## TASK PROMPT
Return each line of the records with nothing changed, pictures excepted.

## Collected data

begin

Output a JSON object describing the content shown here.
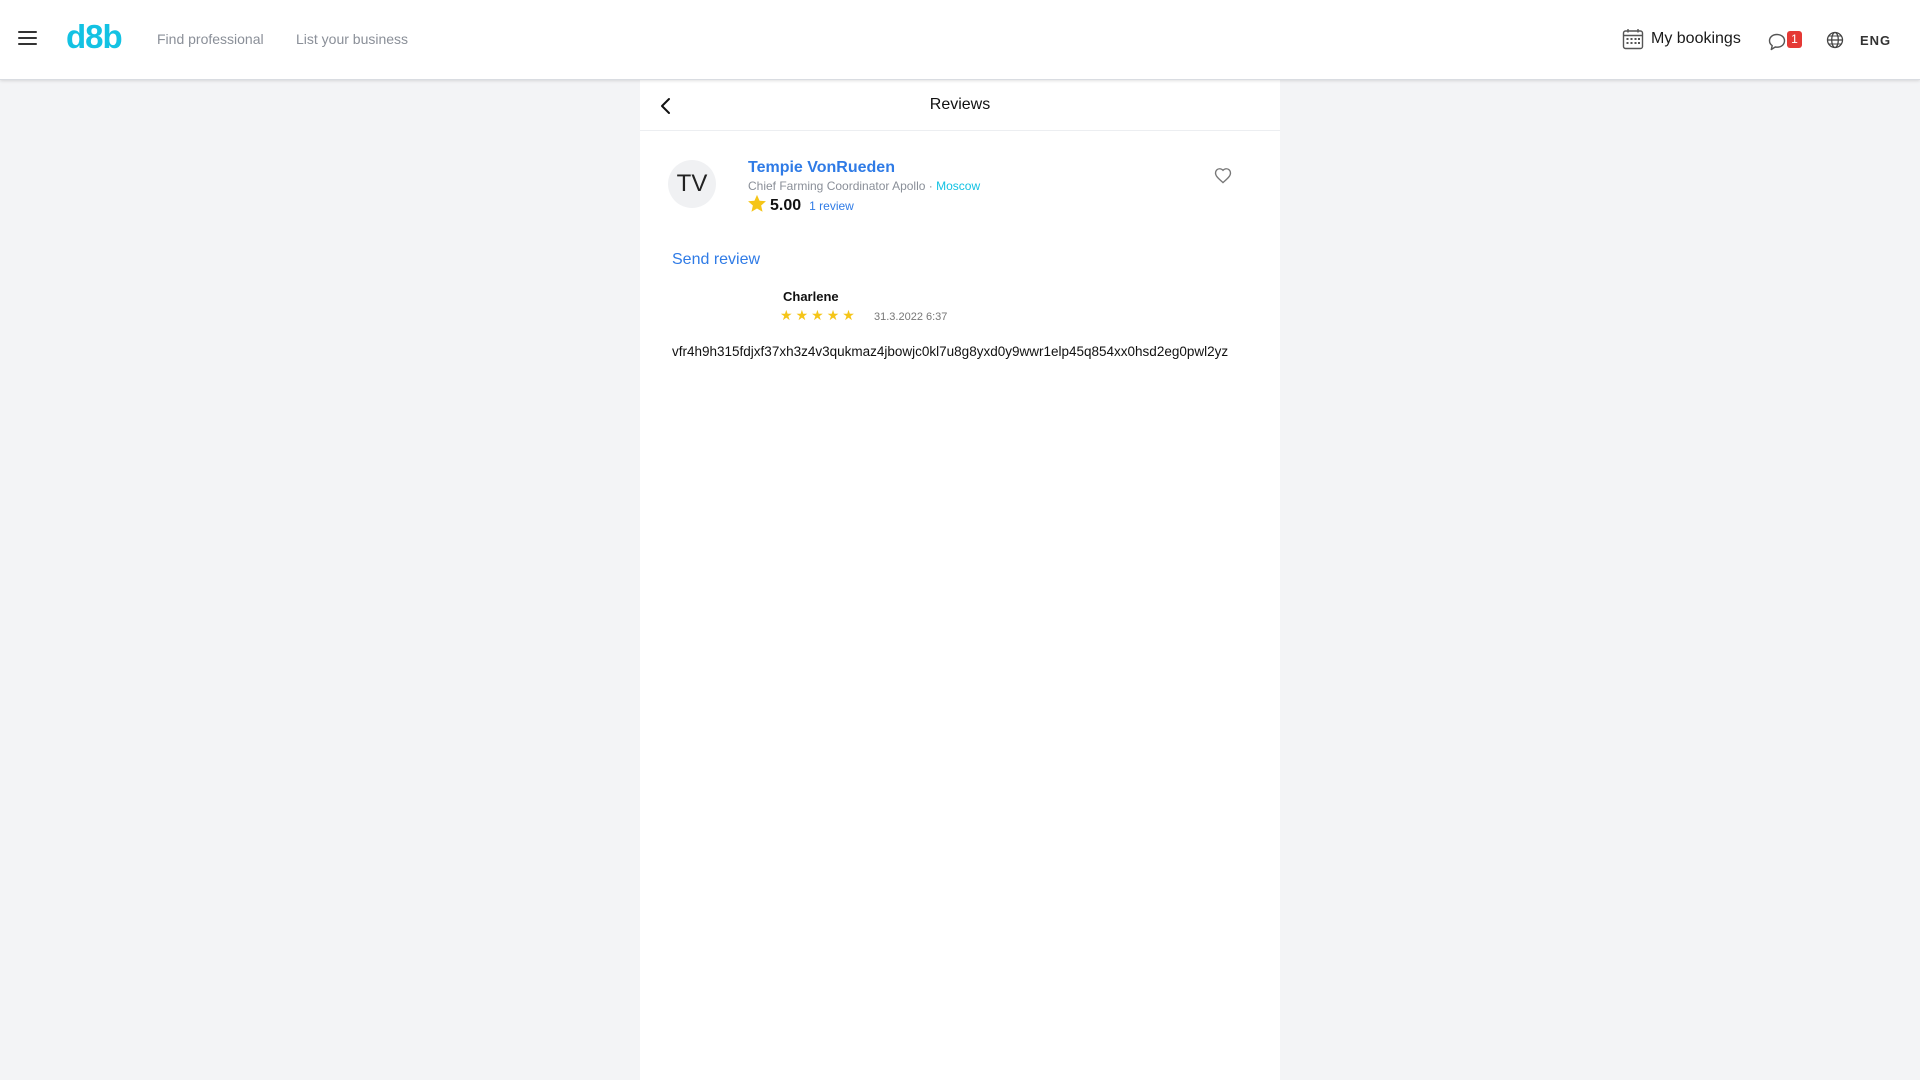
{
  "header": {
    "logo": "d8b",
    "nav": {
      "find_professional": "Find professional",
      "list_business": "List your business"
    },
    "bookings_label": "My bookings",
    "chat_badge": "1",
    "language": "ENG"
  },
  "page": {
    "title": "Reviews"
  },
  "professional": {
    "initials": "TV",
    "name": "Tempie VonRueden",
    "position": "Chief Farming Coordinator Apollo",
    "separator": " · ",
    "city": "Moscow",
    "rating": "5.00",
    "reviews_link": "1 review"
  },
  "send_review_label": "Send review",
  "reviews": [
    {
      "author": "Charlene",
      "rating": 5,
      "date": "31.3.2022 6:37",
      "text": "vfr4h9h315fdjxf37xh3z4v3qukmaz4jbowjc0kl7u8g8yxd0y9wwr1elp45q854xx0hsd2eg0pwl2yz"
    }
  ],
  "colors": {
    "brand": "#13c2e3",
    "link": "#2f7be6",
    "star": "#f5c518",
    "badge": "#e53935"
  },
  "icons": {
    "menu": "hamburger-icon",
    "calendar": "calendar-icon",
    "chat": "chat-icon",
    "globe": "globe-icon",
    "back": "chevron-left-icon",
    "favorite": "heart-icon",
    "star": "star-icon"
  }
}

end

## EXERCISE RESPONSE
Output a JSON object describing the content shown here.
{
  "header": {
    "logo": "d8b",
    "nav": {
      "find_professional": "Find professional",
      "list_business": "List your business"
    },
    "bookings_label": "My bookings",
    "chat_badge": "1",
    "language": "ENG"
  },
  "page": {
    "title": "Reviews"
  },
  "professional": {
    "initials": "TV",
    "name": "Tempie VonRueden",
    "position": "Chief Farming Coordinator Apollo",
    "separator": " · ",
    "city": "Moscow",
    "rating": "5.00",
    "reviews_link": "1 review"
  },
  "send_review_label": "Send review",
  "reviews": [
    {
      "author": "Charlene",
      "rating": 5,
      "date": "31.3.2022 6:37",
      "text": "vfr4h9h315fdjxf37xh3z4v3qukmaz4jbowjc0kl7u8g8yxd0y9wwr1elp45q854xx0hsd2eg0pwl2yz"
    }
  ],
  "colors": {
    "brand": "#13c2e3",
    "link": "#2f7be6",
    "star": "#f5c518",
    "badge": "#e53935"
  },
  "icons": {
    "menu": "hamburger-icon",
    "calendar": "calendar-icon",
    "chat": "chat-icon",
    "globe": "globe-icon",
    "back": "chevron-left-icon",
    "favorite": "heart-icon",
    "star": "star-icon"
  }
}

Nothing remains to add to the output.